### Records for the exercise
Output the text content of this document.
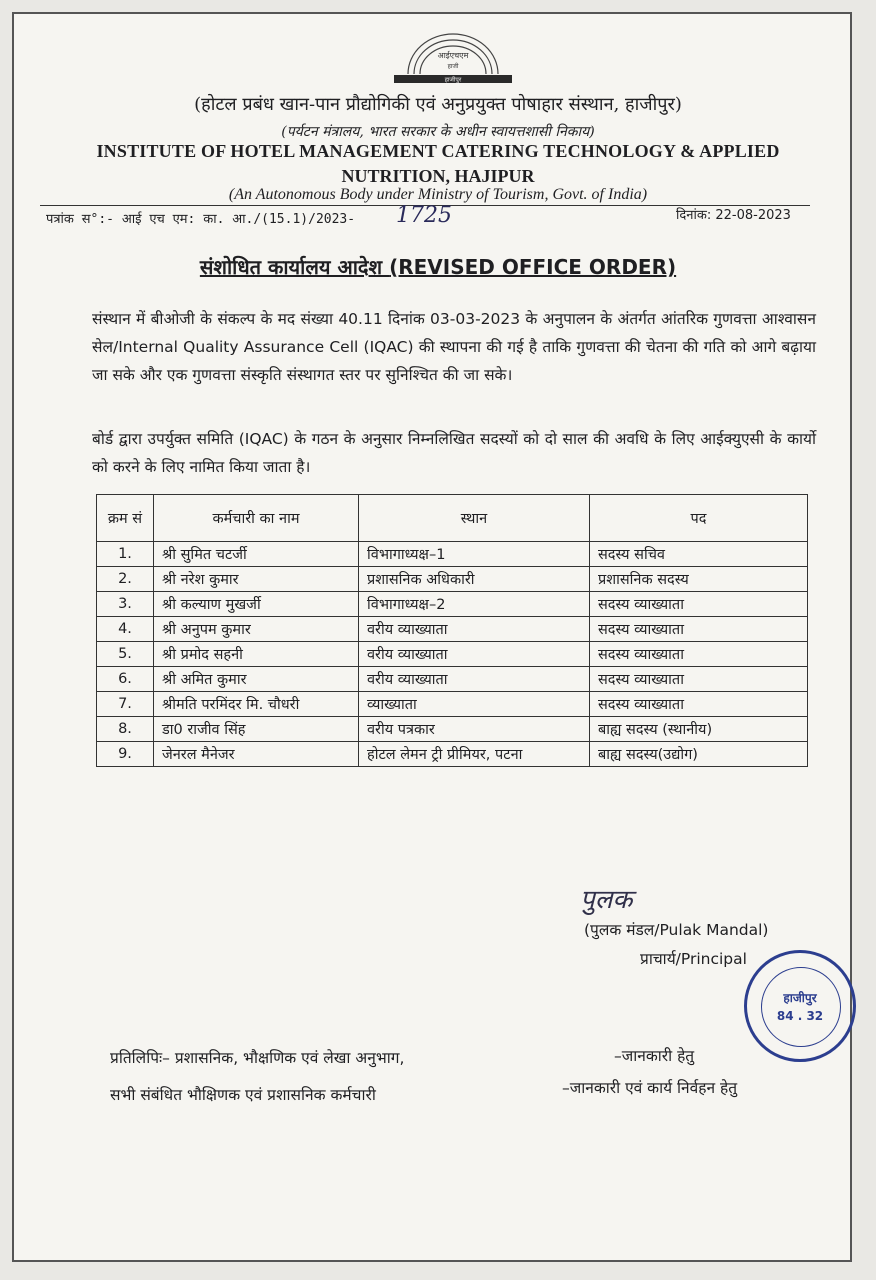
आईएचएम
हाजी
हाजीपुर
(होटल प्रबंध खान-पान प्रौद्योगिकी एवं अनुप्रयुक्त पोषाहार संस्थान, हाजीपुर)
(पर्यटन मंत्रालय, भारत सरकार के अधीन स्वायत्तशासी निकाय)
INSTITUTE OF HOTEL MANAGEMENT CATERING TECHNOLOGY & APPLIED
NUTRITION, HAJIPUR
(An Autonomous Body under Ministry of Tourism, Govt. of India)
पत्रांक स°:- आई एच एम: का. आ./(15.1)/2023- 1725	दिनांक: 22-08-2023
संशोधित कार्यालय आदेश (REVISED OFFICE ORDER)
संस्थान में बीओजी के संकल्प के मद संख्या 40.11 दिनांक 03-03-2023 के अनुपालन के अंतर्गत आंतरिक गुणवत्ता आश्वासन सेल/Internal Quality Assurance Cell (IQAC) की स्थापना की गई है ताकि गुणवत्ता की चेतना की गति को आगे बढ़ाया जा सके और एक गुणवत्ता संस्कृति संस्थागत स्तर पर सुनिश्चित की जा सके।
बोर्ड द्वारा उपर्युक्त समिति (IQAC) के गठन के अनुसार निम्नलिखित सदस्यों को दो साल की अवधि के लिए आईक्युएसी के कार्यो को करने के लिए नामित किया जाता है।
क्रम सं	कर्मचारी का नाम	स्थान	पद
1.	श्री सुमित चटर्जी	विभागाध्यक्ष–1	सदस्य सचिव
2.	श्री नरेश कुमार	प्रशासनिक अधिकारी	प्रशासनिक सदस्य
3.	श्री कल्याण मुखर्जी	विभागाध्यक्ष–2	सदस्य व्याख्याता
4.	श्री अनुपम कुमार	वरीय व्याख्याता	सदस्य व्याख्याता
5.	श्री प्रमोद सहनी	वरीय व्याख्याता	सदस्य व्याख्याता
6.	श्री अमित कुमार	वरीय व्याख्याता	सदस्य व्याख्याता
7.	श्रीमति परमिंदर मि. चौधरी	व्याख्याता	सदस्य व्याख्याता
8.	डा0 राजीव सिंह	वरीय पत्रकार	बाह्य सदस्य (स्थानीय)
9.	जेनरल मैनेजर	होटल लेमन ट्री प्रीमियर, पटना	बाह्य सदस्य(उद्योग)
पुलक
(पुलक मंडल/Pulak Mandal)
प्राचार्य/Principal
हाजीपुर
84 . 32
प्रतिलिपिः– प्रशासनिक, भौक्षणिक एवं लेखा अनुभाग,	–जानकारी हेतु
सभी संबंधित भौक्षिणक एवं प्रशासनिक कर्मचारी	–जानकारी एवं कार्य निर्वहन हेतु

### Stated task
Repeat each entry exactly. Pictures do not belong in the copy.

### Answer to the task
Output the text content of this document.
आईएचएम
हाजी
हाजीपुर
(होटल प्रबंध खान-पान प्रौद्योगिकी एवं अनुप्रयुक्त पोषाहार संस्थान, हाजीपुर)
(पर्यटन मंत्रालय, भारत सरकार के अधीन स्वायत्तशासी निकाय)
INSTITUTE OF HOTEL MANAGEMENT CATERING TECHNOLOGY & APPLIED
NUTRITION, HAJIPUR
(An Autonomous Body under Ministry of Tourism, Govt. of India)
पत्रांक स°:- आई एच एम: का. आ./(15.1)/2023- 1725	दिनांक: 22-08-2023
संशोधित कार्यालय आदेश (REVISED OFFICE ORDER)
संस्थान में बीओजी के संकल्प के मद संख्या 40.11 दिनांक 03-03-2023 के अनुपालन के अंतर्गत आंतरिक गुणवत्ता आश्वासन सेल/Internal Quality Assurance Cell (IQAC) की स्थापना की गई है ताकि गुणवत्ता की चेतना की गति को आगे बढ़ाया जा सके और एक गुणवत्ता संस्कृति संस्थागत स्तर पर सुनिश्चित की जा सके।
बोर्ड द्वारा उपर्युक्त समिति (IQAC) के गठन के अनुसार निम्नलिखित सदस्यों को दो साल की अवधि के लिए आईक्युएसी के कार्यो को करने के लिए नामित किया जाता है।
क्रम सं	कर्मचारी का नाम	स्थान	पद
1.	श्री सुमित चटर्जी	विभागाध्यक्ष–1	सदस्य सचिव
2.	श्री नरेश कुमार	प्रशासनिक अधिकारी	प्रशासनिक सदस्य
3.	श्री कल्याण मुखर्जी	विभागाध्यक्ष–2	सदस्य व्याख्याता
4.	श्री अनुपम कुमार	वरीय व्याख्याता	सदस्य व्याख्याता
5.	श्री प्रमोद सहनी	वरीय व्याख्याता	सदस्य व्याख्याता
6.	श्री अमित कुमार	वरीय व्याख्याता	सदस्य व्याख्याता
7.	श्रीमति परमिंदर मि. चौधरी	व्याख्याता	सदस्य व्याख्याता
8.	डा0 राजीव सिंह	वरीय पत्रकार	बाह्य सदस्य (स्थानीय)
9.	जेनरल मैनेजर	होटल लेमन ट्री प्रीमियर, पटना	बाह्य सदस्य(उद्योग)
पुलक
(पुलक मंडल/Pulak Mandal)
प्राचार्य/Principal
हाजीपुर
84 . 32
प्रतिलिपिः– प्रशासनिक, भौक्षणिक एवं लेखा अनुभाग,	–जानकारी हेतु
सभी संबंधित भौक्षिणक एवं प्रशासनिक कर्मचारी	–जानकारी एवं कार्य निर्वहन हेतु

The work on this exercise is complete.